→ **WHAT IS ASKED**
Extract every line that contains the string "فارس".

BEGIN DATA EXCERPTS

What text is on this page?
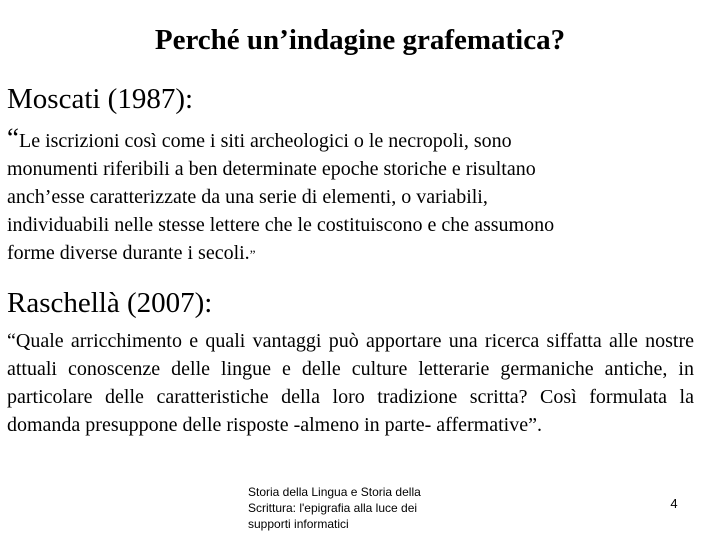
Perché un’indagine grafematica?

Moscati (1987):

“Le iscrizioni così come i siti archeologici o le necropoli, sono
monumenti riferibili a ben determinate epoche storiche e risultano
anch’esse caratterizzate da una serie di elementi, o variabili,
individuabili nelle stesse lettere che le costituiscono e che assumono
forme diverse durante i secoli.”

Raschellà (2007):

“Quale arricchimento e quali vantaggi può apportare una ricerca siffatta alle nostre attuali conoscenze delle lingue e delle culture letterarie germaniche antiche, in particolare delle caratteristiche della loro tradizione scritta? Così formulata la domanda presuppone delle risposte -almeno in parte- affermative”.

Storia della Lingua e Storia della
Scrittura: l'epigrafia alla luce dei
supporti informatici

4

END DATA EXCERPTS
BEGIN DATA EXCERPTS

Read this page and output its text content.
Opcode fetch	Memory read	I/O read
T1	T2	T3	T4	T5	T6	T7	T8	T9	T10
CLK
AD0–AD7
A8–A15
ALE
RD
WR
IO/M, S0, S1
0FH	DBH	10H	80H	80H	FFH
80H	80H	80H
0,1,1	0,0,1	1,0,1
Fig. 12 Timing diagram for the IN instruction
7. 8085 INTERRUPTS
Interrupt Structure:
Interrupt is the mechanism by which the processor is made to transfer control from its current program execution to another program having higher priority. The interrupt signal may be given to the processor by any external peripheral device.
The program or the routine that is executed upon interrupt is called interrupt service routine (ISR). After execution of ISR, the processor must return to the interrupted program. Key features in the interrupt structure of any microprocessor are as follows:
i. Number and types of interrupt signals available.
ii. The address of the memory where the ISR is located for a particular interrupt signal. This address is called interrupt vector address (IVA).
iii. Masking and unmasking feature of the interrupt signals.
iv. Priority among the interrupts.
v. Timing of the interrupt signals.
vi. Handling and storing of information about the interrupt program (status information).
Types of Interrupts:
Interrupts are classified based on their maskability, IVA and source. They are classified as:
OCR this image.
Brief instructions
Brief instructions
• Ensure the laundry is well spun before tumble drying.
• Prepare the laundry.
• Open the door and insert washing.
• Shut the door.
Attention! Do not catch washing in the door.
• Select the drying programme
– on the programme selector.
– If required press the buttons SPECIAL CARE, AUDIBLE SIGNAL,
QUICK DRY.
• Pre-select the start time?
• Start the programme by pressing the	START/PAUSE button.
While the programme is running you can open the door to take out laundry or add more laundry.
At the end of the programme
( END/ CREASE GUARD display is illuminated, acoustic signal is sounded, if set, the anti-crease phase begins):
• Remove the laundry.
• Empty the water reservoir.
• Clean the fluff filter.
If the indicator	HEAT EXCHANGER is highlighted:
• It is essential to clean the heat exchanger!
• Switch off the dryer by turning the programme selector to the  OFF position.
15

END DATA EXCERPTS
BEGIN DATA EXCERPTS

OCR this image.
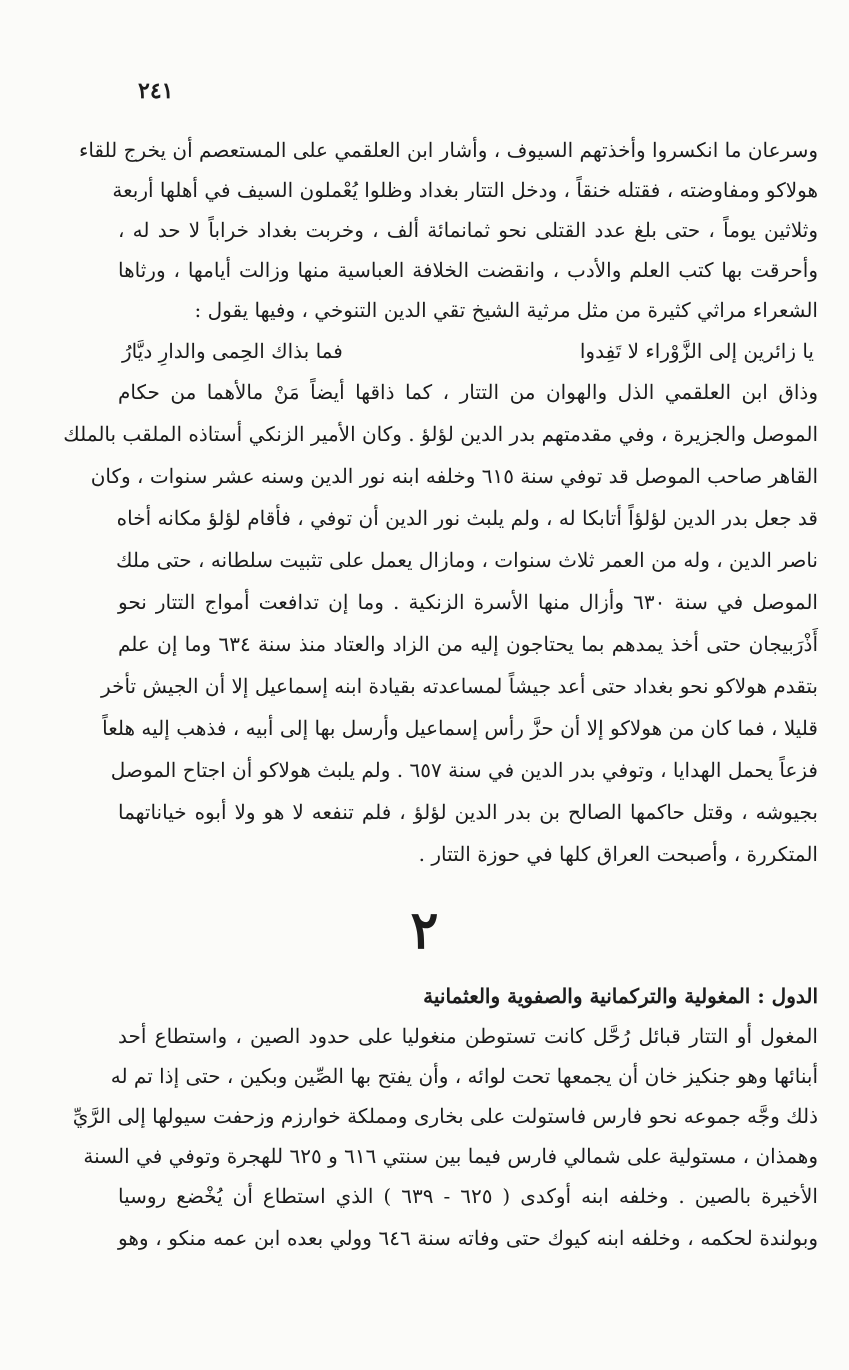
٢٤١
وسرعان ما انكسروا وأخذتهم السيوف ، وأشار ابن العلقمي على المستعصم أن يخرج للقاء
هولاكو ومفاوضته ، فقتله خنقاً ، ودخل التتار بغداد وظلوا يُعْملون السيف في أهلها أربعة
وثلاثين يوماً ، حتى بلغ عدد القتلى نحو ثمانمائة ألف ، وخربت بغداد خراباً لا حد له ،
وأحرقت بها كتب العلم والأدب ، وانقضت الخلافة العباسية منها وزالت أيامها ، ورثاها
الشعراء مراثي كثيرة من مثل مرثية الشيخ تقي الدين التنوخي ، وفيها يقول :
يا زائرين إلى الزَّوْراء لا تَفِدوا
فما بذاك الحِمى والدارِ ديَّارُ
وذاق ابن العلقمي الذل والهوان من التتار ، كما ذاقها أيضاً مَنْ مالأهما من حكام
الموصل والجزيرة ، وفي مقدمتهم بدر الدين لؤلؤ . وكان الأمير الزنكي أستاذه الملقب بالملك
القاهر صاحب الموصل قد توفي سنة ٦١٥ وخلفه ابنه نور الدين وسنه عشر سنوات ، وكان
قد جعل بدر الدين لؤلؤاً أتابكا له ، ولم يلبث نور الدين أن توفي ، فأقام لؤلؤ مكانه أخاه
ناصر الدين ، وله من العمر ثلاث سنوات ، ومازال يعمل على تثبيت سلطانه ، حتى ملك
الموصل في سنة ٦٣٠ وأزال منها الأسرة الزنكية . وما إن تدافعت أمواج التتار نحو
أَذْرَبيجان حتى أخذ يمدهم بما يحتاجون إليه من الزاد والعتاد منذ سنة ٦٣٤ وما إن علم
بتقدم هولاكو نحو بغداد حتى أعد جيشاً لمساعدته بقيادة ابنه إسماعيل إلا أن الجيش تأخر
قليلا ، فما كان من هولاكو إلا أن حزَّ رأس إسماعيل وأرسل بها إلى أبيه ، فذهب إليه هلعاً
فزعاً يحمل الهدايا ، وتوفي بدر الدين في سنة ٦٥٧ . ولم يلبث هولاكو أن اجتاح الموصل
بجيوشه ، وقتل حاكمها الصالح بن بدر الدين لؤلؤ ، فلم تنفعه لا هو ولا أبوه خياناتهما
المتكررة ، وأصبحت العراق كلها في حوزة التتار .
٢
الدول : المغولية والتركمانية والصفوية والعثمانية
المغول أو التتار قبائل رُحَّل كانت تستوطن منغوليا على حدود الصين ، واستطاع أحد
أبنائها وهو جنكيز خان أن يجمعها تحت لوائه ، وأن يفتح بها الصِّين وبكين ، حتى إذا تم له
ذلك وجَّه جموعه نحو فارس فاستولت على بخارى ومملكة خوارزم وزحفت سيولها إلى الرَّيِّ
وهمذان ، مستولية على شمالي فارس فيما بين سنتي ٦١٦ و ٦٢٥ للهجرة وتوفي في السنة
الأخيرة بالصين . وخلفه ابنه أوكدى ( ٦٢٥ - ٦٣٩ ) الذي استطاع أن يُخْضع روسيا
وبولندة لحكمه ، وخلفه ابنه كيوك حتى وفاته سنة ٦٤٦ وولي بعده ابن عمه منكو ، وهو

END DATA EXCERPTS

→ **ANSWER TO THIS EXERCISE**
ذلك وجَّه جموعه نحو فارس فاستولت على بخارى ومملكة خوارزم وزحفت سيولها إلى الرَّيِّ
وهمذان ، مستولية على شمالي فارس فيما بين سنتي ٦١٦ و ٦٢٥ للهجرة وتوفي في السنة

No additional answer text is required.